| Exercise prompt |
Among the lines below, list those containing the string "name".

——

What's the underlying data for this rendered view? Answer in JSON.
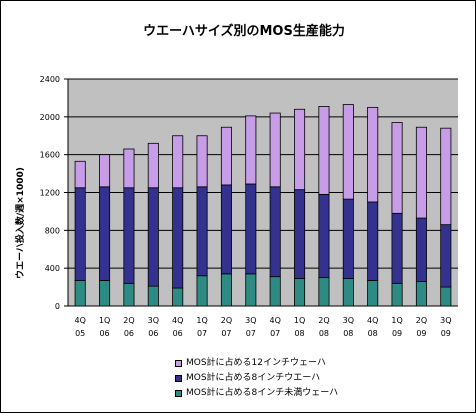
{
  "chart_data": {
    "type": "bar",
    "stacked": true,
    "title": "ウエーハサイズ別のMOS生産能力",
    "ylabel": "ウエーハ投入数/週×1000)",
    "xlabel": "",
    "ylim": [
      0,
      2400
    ],
    "yticks": [
      0,
      400,
      800,
      1200,
      1600,
      2000,
      2400
    ],
    "grid": true,
    "legend": "bottom",
    "categories": [
      [
        "4Q",
        "05"
      ],
      [
        "1Q",
        "06"
      ],
      [
        "2Q",
        "06"
      ],
      [
        "3Q",
        "06"
      ],
      [
        "4Q",
        "06"
      ],
      [
        "1Q",
        "07"
      ],
      [
        "2Q",
        "07"
      ],
      [
        "3Q",
        "07"
      ],
      [
        "4Q",
        "07"
      ],
      [
        "1Q",
        "08"
      ],
      [
        "2Q",
        "08"
      ],
      [
        "3Q",
        "08"
      ],
      [
        "4Q",
        "08"
      ],
      [
        "1Q",
        "09"
      ],
      [
        "2Q",
        "09"
      ],
      [
        "3Q",
        "09"
      ]
    ],
    "series": [
      {
        "name": "MOS計に占める8インチ未満ウェーハ",
        "color": "#2e8b83",
        "values": [
          270,
          270,
          240,
          210,
          190,
          320,
          340,
          340,
          310,
          290,
          300,
          290,
          270,
          240,
          260,
          200
        ]
      },
      {
        "name": "MOS計に占める8インチウエーハ",
        "color": "#33338f",
        "values": [
          980,
          990,
          1010,
          1040,
          1060,
          940,
          940,
          950,
          950,
          940,
          880,
          840,
          830,
          740,
          670,
          660
        ]
      },
      {
        "name": "MOS計に占める12インチウェーハ",
        "color": "#c79de8",
        "values": [
          280,
          340,
          410,
          470,
          550,
          540,
          610,
          720,
          780,
          850,
          930,
          1000,
          1000,
          960,
          960,
          1020
        ]
      }
    ]
  },
  "legend_order": [
    2,
    1,
    0
  ],
  "colors": {
    "plot_background": "#c0c0c0",
    "gridline": "#000000"
  }
}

——

| Solution to the exercise |
        "name": "MOS計に占める8インチ未満ウェーハ",
        "name": "MOS計に占める8インチウエーハ",
        "name": "MOS計に占める12インチウェーハ",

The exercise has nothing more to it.